(Dataset entries)
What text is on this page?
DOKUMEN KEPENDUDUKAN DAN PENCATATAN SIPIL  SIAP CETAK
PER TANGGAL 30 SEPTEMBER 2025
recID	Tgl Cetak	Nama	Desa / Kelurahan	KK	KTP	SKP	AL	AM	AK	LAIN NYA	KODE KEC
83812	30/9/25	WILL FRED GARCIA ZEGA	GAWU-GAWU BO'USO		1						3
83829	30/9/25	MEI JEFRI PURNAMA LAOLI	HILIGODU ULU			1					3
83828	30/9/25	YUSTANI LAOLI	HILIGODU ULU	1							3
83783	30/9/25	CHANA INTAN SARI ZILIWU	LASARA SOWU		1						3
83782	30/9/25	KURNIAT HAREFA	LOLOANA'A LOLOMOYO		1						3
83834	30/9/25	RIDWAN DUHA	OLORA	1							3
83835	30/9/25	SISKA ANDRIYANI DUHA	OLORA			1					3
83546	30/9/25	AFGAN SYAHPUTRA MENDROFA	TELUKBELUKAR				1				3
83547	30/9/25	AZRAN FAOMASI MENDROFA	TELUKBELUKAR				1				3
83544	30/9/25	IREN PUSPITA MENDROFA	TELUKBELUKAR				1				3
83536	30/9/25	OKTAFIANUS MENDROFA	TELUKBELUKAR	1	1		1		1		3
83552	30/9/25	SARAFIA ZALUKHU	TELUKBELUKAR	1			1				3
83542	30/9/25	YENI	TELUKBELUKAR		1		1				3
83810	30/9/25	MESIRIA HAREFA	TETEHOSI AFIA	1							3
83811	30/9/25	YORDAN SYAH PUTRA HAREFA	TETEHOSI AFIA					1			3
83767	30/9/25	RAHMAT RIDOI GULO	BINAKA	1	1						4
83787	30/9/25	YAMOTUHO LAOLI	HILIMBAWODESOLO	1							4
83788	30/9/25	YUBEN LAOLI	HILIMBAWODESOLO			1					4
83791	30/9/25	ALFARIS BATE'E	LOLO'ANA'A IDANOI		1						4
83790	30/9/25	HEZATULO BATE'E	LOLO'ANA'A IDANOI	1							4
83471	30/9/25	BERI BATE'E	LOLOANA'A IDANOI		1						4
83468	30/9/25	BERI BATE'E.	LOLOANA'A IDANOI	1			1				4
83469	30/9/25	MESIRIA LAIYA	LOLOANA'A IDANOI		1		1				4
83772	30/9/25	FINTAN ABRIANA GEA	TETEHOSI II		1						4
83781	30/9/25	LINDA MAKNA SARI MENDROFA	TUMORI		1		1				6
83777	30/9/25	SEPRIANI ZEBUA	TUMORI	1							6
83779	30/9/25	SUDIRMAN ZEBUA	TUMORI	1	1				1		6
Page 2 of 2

**Task prompt:**
Write the records out again. Keep every line exactly as it is.

**Response area:**
What text is on this page?
DOKUMEN KEPENDUDUKAN DAN PENCATATAN SIPIL  SIAP CETAK
PER TANGGAL 30 SEPTEMBER 2025
recID	Tgl Cetak	Nama	Desa / Kelurahan	KK	KTP	SKP	AL	AM	AK	LAIN NYA	KODE KEC
83812	30/9/25	WILL FRED GARCIA ZEGA	GAWU-GAWU BO'USO		1						3
83829	30/9/25	MEI JEFRI PURNAMA LAOLI	HILIGODU ULU			1					3
83828	30/9/25	YUSTANI LAOLI	HILIGODU ULU	1							3
83783	30/9/25	CHANA INTAN SARI ZILIWU	LASARA SOWU		1						3
83782	30/9/25	KURNIAT HAREFA	LOLOANA'A LOLOMOYO		1						3
83834	30/9/25	RIDWAN DUHA	OLORA	1							3
83835	30/9/25	SISKA ANDRIYANI DUHA	OLORA			1					3
83546	30/9/25	AFGAN SYAHPUTRA MENDROFA	TELUKBELUKAR				1				3
83547	30/9/25	AZRAN FAOMASI MENDROFA	TELUKBELUKAR				1				3
83544	30/9/25	IREN PUSPITA MENDROFA	TELUKBELUKAR				1				3
83536	30/9/25	OKTAFIANUS MENDROFA	TELUKBELUKAR	1	1		1		1		3
83552	30/9/25	SARAFIA ZALUKHU	TELUKBELUKAR	1			1				3
83542	30/9/25	YENI	TELUKBELUKAR		1		1				3
83810	30/9/25	MESIRIA HAREFA	TETEHOSI AFIA	1							3
83811	30/9/25	YORDAN SYAH PUTRA HAREFA	TETEHOSI AFIA					1			3
83767	30/9/25	RAHMAT RIDOI GULO	BINAKA	1	1						4
83787	30/9/25	YAMOTUHO LAOLI	HILIMBAWODESOLO	1							4
83788	30/9/25	YUBEN LAOLI	HILIMBAWODESOLO			1					4
83791	30/9/25	ALFARIS BATE'E	LOLO'ANA'A IDANOI		1						4
83790	30/9/25	HEZATULO BATE'E	LOLO'ANA'A IDANOI	1							4
83471	30/9/25	BERI BATE'E	LOLOANA'A IDANOI		1						4
83468	30/9/25	BERI BATE'E.	LOLOANA'A IDANOI	1			1				4
83469	30/9/25	MESIRIA LAIYA	LOLOANA'A IDANOI		1		1				4
83772	30/9/25	FINTAN ABRIANA GEA	TETEHOSI II		1						4
83781	30/9/25	LINDA MAKNA SARI MENDROFA	TUMORI		1		1				6
83777	30/9/25	SEPRIANI ZEBUA	TUMORI	1							6
83779	30/9/25	SUDIRMAN ZEBUA	TUMORI	1	1				1		6
Page 2 of 2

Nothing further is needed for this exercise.